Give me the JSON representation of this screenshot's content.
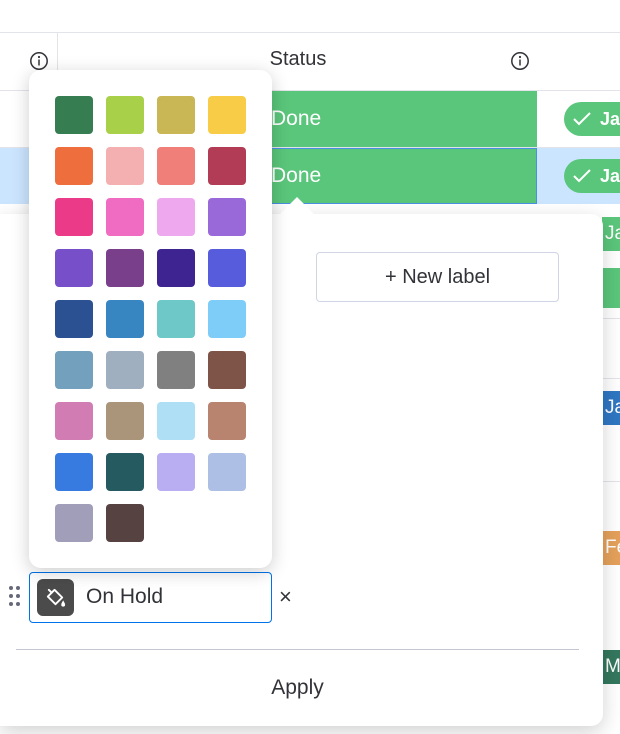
{
  "board": {
    "column_title": "Status",
    "rows": [
      {
        "status": "Done",
        "status_color": "#5ac67b",
        "date": "Jan",
        "selected": false
      },
      {
        "status": "Done",
        "status_color": "#5ac67b",
        "date": "Jan",
        "selected": true
      }
    ],
    "edge_chips": [
      {
        "text": "Ja",
        "color": "#5ac67b"
      },
      {
        "text": "",
        "color": "#5ac67b"
      },
      {
        "text": "Ja",
        "color": "#2f77c3"
      },
      {
        "text": "Fe",
        "color": "#e5a15b"
      },
      {
        "text": "M",
        "color": "#33785e"
      }
    ]
  },
  "label_editor": {
    "new_label_button": "+ New label",
    "label_value": "On Hold",
    "delete_symbol": "×",
    "apply_button": "Apply"
  },
  "color_picker": {
    "swatches": [
      "#367d52",
      "#a8d149",
      "#c9b755",
      "#f8cc46",
      "#ef6e3e",
      "#f4b0b0",
      "#ef7f78",
      "#b23c56",
      "#eb3a87",
      "#ef6cc2",
      "#eea9ee",
      "#9a69d9",
      "#7750c9",
      "#7a3f8a",
      "#3d2491",
      "#575cdc",
      "#2b5193",
      "#3786c2",
      "#6ec8c7",
      "#7ecdf8",
      "#73a1bd",
      "#a0afbf",
      "#808080",
      "#7d5447",
      "#d17db3",
      "#ab957a",
      "#aedff4",
      "#b8836f",
      "#387be0",
      "#245a60",
      "#baaef3",
      "#aebfe6",
      "#a19eba",
      "#574242"
    ]
  }
}
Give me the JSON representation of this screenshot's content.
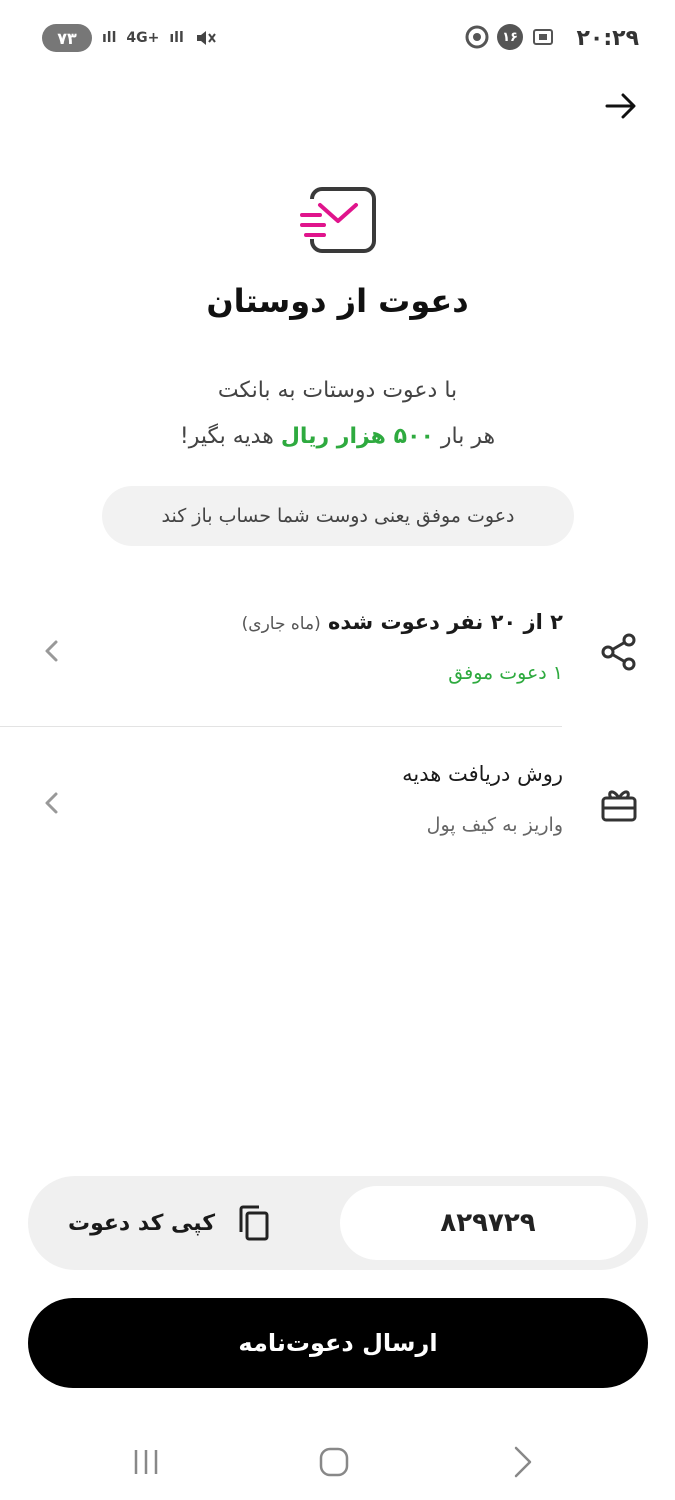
{
  "status_bar": {
    "time": "۲۰:۲۹",
    "notification_count": "۱۶",
    "battery": "۷۳",
    "network": "4G+"
  },
  "header": {
    "title": "دعوت از دوستان",
    "subtitle_line1": "با دعوت دوستات به بانکت",
    "subtitle_line2_prefix": "هر بار",
    "subtitle_line2_highlight": "۵۰۰ هزار ریال",
    "subtitle_line2_suffix": "هدیه بگیر!",
    "highlight_color": "#2eaa3f"
  },
  "info_pill": "دعوت موفق یعنی دوست شما حساب باز کند",
  "invites_row": {
    "title": "۲ از ۲۰ نفر دعوت شده",
    "title_note": "(ماه جاری)",
    "subtitle": "۱ دعوت موفق",
    "icon": "share-icon"
  },
  "gift_row": {
    "title": "روش دریافت هدیه",
    "subtitle": "واریز به کیف پول",
    "icon": "gift-icon"
  },
  "invite_code": {
    "code": "۸۲۹۷۲۹",
    "copy_label": "کپی کد دعوت",
    "icon": "copy-icon"
  },
  "send_button": "ارسال دعوت‌نامه",
  "nav": {
    "recent": "recent-apps-icon",
    "home": "home-icon",
    "back": "back-icon"
  }
}
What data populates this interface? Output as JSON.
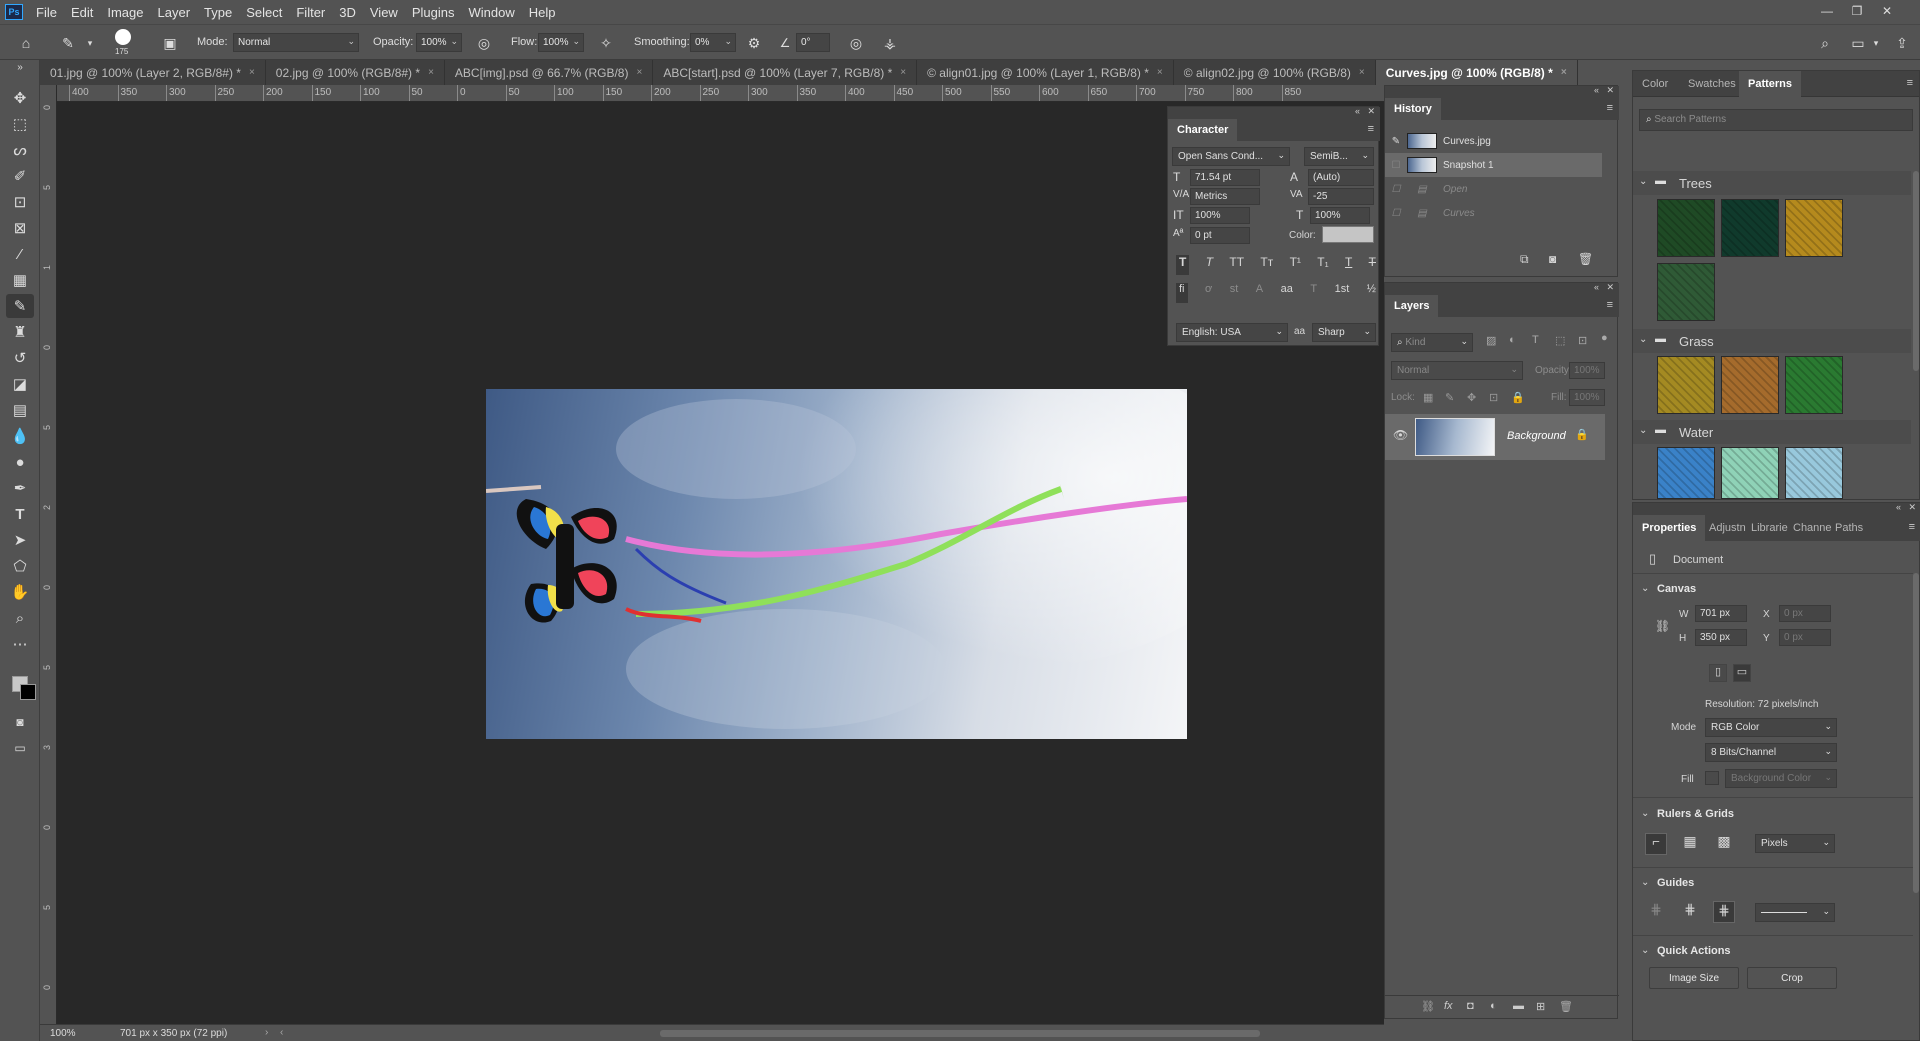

======

Directions
Return the material word for word. Pictures are not part of the copy.

Answer in full
Give me the JSON representation of this screenshot's content.
{
  "board": {
    "column_title": "Status",
    "rows": [
      {
        "status": "Done",
        "status_color": "#5ac67b",
        "date": "Jan",
        "selected": false
      },
      {
        "status": "Done",
        "status_color": "#5ac67b",
        "date": "Jan",
        "selected": true
      }
    ],
    "edge_chips": [
      {
        "text": "Ja",
        "color": "#5ac67b"
      },
      {
        "text": "",
        "color": "#5ac67b"
      },
      {
        "text": "Ja",
        "color": "#2f77c3"
      },
      {
        "text": "Fe",
        "color": "#e5a15b"
      },
      {
        "text": "M",
        "color": "#33785e"
      }
    ]
  },
  "label_editor": {
    "new_label_button": "+ New label",
    "label_value": "On Hold",
    "delete_symbol": "×",
    "apply_button": "Apply"
  },
  "color_picker": {
    "swatches": [
      "#367d52",
      "#a8d149",
      "#c9b755",
      "#f8cc46",
      "#ef6e3e",
      "#f4b0b0",
      "#ef7f78",
      "#b23c56",
      "#eb3a87",
      "#ef6cc2",
      "#eea9ee",
      "#9a69d9",
      "#7750c9",
      "#7a3f8a",
      "#3d2491",
      "#575cdc",
      "#2b5193",
      "#3786c2",
      "#6ec8c7",
      "#7ecdf8",
      "#73a1bd",
      "#a0afbf",
      "#808080",
      "#7d5447",
      "#d17db3",
      "#ab957a",
      "#aedff4",
      "#b8836f",
      "#387be0",
      "#245a60",
      "#baaef3",
      "#aebfe6",
      "#a19eba",
      "#574242"
    ]
  }
}
Give me the JSON representation of this screenshot's content.
{
  "status_bar": {
    "time": "۲۰:۲۹",
    "notification_count": "۱۶",
    "battery": "۷۳",
    "network": "4G+"
  },
  "header": {
    "title": "دعوت از دوستان",
    "subtitle_line1": "با دعوت دوستات به بانکت",
    "subtitle_line2_prefix": "هر بار",
    "subtitle_line2_highlight": "۵۰۰ هزار ریال",
    "subtitle_line2_suffix": "هدیه بگیر!",
    "highlight_color": "#2eaa3f"
  },
  "info_pill": "دعوت موفق یعنی دوست شما حساب باز کند",
  "invites_row": {
    "title": "۲ از ۲۰ نفر دعوت شده",
    "title_note": "(ماه جاری)",
    "subtitle": "۱ دعوت موفق",
    "icon": "share-icon"
  },
  "gift_row": {
    "title": "روش دریافت هدیه",
    "subtitle": "واریز به کیف پول",
    "icon": "gift-icon"
  },
  "invite_code": {
    "code": "۸۲۹۷۲۹",
    "copy_label": "کپی کد دعوت",
    "icon": "copy-icon"
  },
  "send_button": "ارسال دعوت‌نامه",
  "nav": {
    "recent": "recent-apps-icon",
    "home": "home-icon",
    "back": "back-icon"
  }
}
What data populates this interface? Output as JSON.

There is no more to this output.